- Task to carry out -
Can you arrange all the lines below as a numbered list, skipping any blank lines and leaving the picture out?

Element box annotations
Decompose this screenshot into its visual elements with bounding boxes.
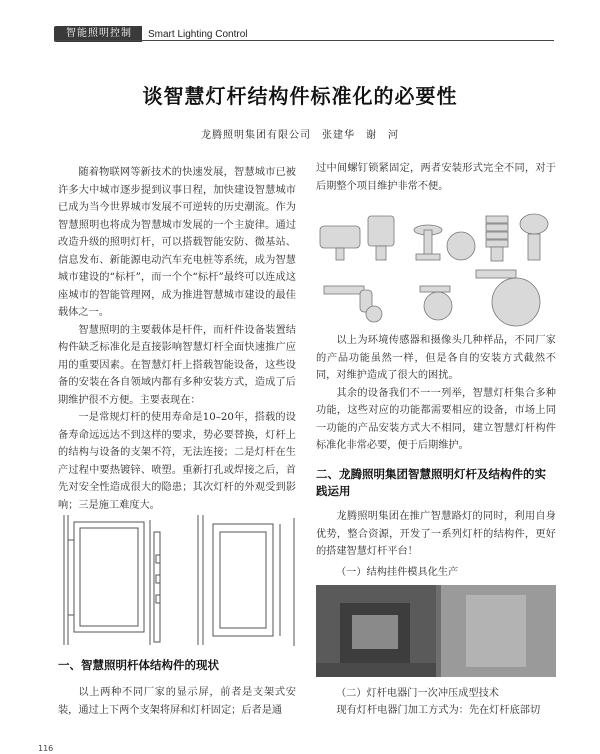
subheading-1: （一）结构挂件模具化生产: [336, 567, 459, 578]
article-title: 谈智慧灯杆结构件标准化的必要性: [142, 84, 458, 108]
display-screen-drawings: [58, 510, 298, 650]
right-body-text: [316, 508, 556, 561]
page-number: 116: [38, 744, 54, 753]
section-heading-1: 一、智慧照明杆体结构件的现状: [58, 658, 219, 672]
paragraph: 随着物联网等新技术的快速发展，智慧城市已被许多大中城市逐步提到议事日程，加快建设智慧城市已成为当今世界城市发展不可逆转的历史潮流。作为智慧照明也将成为智慧城市发展的一个主旋律。通过改造升级的照明灯杆，可以搭载智能安防、微基站、信息发布、新能源电动汽车充电桩等系统，成为智慧城市建设的“标杆”，而一个个“标杆”最终可以连成这座城市的智能管理网，成为推进智慧城市建设的最佳载体之一。: [58, 167, 296, 318]
sensor-camera-samples: [316, 206, 556, 330]
header-rule: [54, 40, 554, 41]
left-column: [58, 164, 296, 514]
article-authors: 龙腾照明集团有限公司 张建华 谢 河: [201, 130, 399, 141]
paragraph: 以上两种不同厂家的显示屏，前者是支架式安装，通过上下两个支架将屏和灯杆固定；后者是通: [58, 687, 296, 716]
section-heading-2: 二、龙腾照明集团智慧照明灯杆及结构件的实践运用: [316, 467, 546, 498]
section-label-en: Smart Lighting Control: [148, 28, 248, 40]
paragraph: 过中间螺钉锁紧固定，两者安装形式完全不同，对于后期整个项目维护非常不便。: [316, 163, 556, 192]
subheading-2: （二）灯杆电器门一次冲压成型技术: [336, 688, 499, 699]
paragraph: 其余的设备我们不一一列举，智慧灯杆集合多种功能，这些对应的功能都需要相应的设备，市场上同一功能的产品安装方式大不相同，建立智慧灯杆构件标准化非常必要，便于后期维护。: [316, 387, 556, 451]
paragraph: 龙腾照明集团在推广智慧路灯的同时，利用自身优势，整合资源，开发了一系列灯杆的结构件，更好的搭建智慧灯杆平台！: [316, 511, 556, 557]
left-bottom-text: [58, 684, 296, 719]
right-mid-text: [316, 332, 556, 455]
paragraph: 一是常规灯杆的使用寿命是10–20年，搭载的设备寿命远远达不到这样的要求，势必要替换，灯杆上的结构与设备的支架不符，无法连接；二是灯杆在生产过程中要热镀锌、喷塑。重新打孔或焊接之后，首先对安全性造成很大的隐患；其次灯杆的外观受到影响；三是施工难度大。: [58, 412, 296, 511]
paragraph: 现有灯杆电器门加工方式为：先在灯杆底部切: [336, 705, 541, 716]
right-top-text: [316, 160, 556, 195]
right-bottom-text: [316, 702, 556, 720]
paragraph: 智慧照明的主要载体是杆件，而杆件设备装置结构件缺乏标准化是直接影响智慧灯杆全面快速推广应用的重要因素。在智慧灯杆上搭载智能设备，这些设备的安装在各自领域内都有多种安装方式，造成了后期维护很不方便。主要表现在：: [58, 324, 296, 406]
section-label-cn: 智能照明控制: [54, 26, 142, 42]
paragraph: 以上为环境传感器和摄像头几种样品，不同厂家的产品功能虽然一样，但是各自的安装方式截然不同，对维护造成了很大的困扰。: [316, 335, 556, 381]
factory-photo: [316, 585, 556, 677]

- Written response -
1. Decompose this screenshot into its visual elements with bounding boxes.
2. subheading-1: （一）结构挂件模具化生产: [336, 567, 459, 578]
3. article-title: 谈智慧灯杆结构件标准化的必要性: [142, 84, 458, 108]
4. display-screen-drawings: [58, 510, 298, 650]
5. right-body-text: [316, 508, 556, 561]
6. page-number: 116: [38, 744, 54, 753]
7. section-heading-1: 一、智慧照明杆体结构件的现状: [58, 658, 219, 672]
8. paragraph: 随着物联网等新技术的快速发展，智慧城市已被许多大中城市逐步提到议事日程，加快建设智慧城市已成为当今世界城市发展不可逆转的历史潮流。作为智慧照明也将成为智慧城市发展的一个主旋律。通过改造升级的照明灯杆，可以搭载智能安防、微基站、信息发布、新能源电动汽车充电桩等系统，成为智慧城市建设的“标杆”，而一个个“标杆”最终可以连成这座城市的智能管理网，成为推进智慧城市建设的最佳载体之一。: [58, 167, 296, 318]
9. sensor-camera-samples: [316, 206, 556, 330]
10. header-rule: [54, 40, 554, 41]
11. left-column: [58, 164, 296, 514]
12. article-authors: 龙腾照明集团有限公司 张建华 谢 河: [201, 130, 399, 141]
13. paragraph: 以上两种不同厂家的显示屏，前者是支架式安装，通过上下两个支架将屏和灯杆固定；后者是通: [58, 687, 296, 716]
14. section-heading-2: 二、龙腾照明集团智慧照明灯杆及结构件的实践运用: [316, 467, 546, 498]
15. section-label-en: Smart Lighting Control: [148, 28, 248, 40]
16. paragraph: 过中间螺钉锁紧固定，两者安装形式完全不同，对于后期整个项目维护非常不便。: [316, 163, 556, 192]
17. subheading-2: （二）灯杆电器门一次冲压成型技术: [336, 688, 499, 699]
18. paragraph: 其余的设备我们不一一列举，智慧灯杆集合多种功能，这些对应的功能都需要相应的设备，市场上同一功能的产品安装方式大不相同，建立智慧灯杆构件标准化非常必要，便于后期维护。: [316, 387, 556, 451]
19. paragraph: 龙腾照明集团在推广智慧路灯的同时，利用自身优势，整合资源，开发了一系列灯杆的结构件，更好的搭建智慧灯杆平台！: [316, 511, 556, 557]
20. left-bottom-text: [58, 684, 296, 719]
21. right-mid-text: [316, 332, 556, 455]
22. paragraph: 一是常规灯杆的使用寿命是10–20年，搭载的设备寿命远远达不到这样的要求，势必要替换，灯杆上的结构与设备的支架不符，无法连接；二是灯杆在生产过程中要热镀锌、喷塑。重新打孔或焊接之后，首先对安全性造成很大的隐患；其次灯杆的外观受到影响；三是施工难度大。: [58, 412, 296, 511]
23. paragraph: 现有灯杆电器门加工方式为：先在灯杆底部切: [336, 705, 541, 716]
24. right-top-text: [316, 160, 556, 195]
25. right-bottom-text: [316, 702, 556, 720]
26. paragraph: 智慧照明的主要载体是杆件，而杆件设备装置结构件缺乏标准化是直接影响智慧灯杆全面快速推广应用的重要因素。在智慧灯杆上搭载智能设备，这些设备的安装在各自领域内都有多种安装方式，造成了后期维护很不方便。主要表现在：: [58, 324, 296, 406]
27. section-label-cn: 智能照明控制: [54, 26, 142, 42]
28. paragraph: 以上为环境传感器和摄像头几种样品，不同厂家的产品功能虽然一样，但是各自的安装方式截然不同，对维护造成了很大的困扰。: [316, 335, 556, 381]
29. factory-photo: [316, 585, 556, 677]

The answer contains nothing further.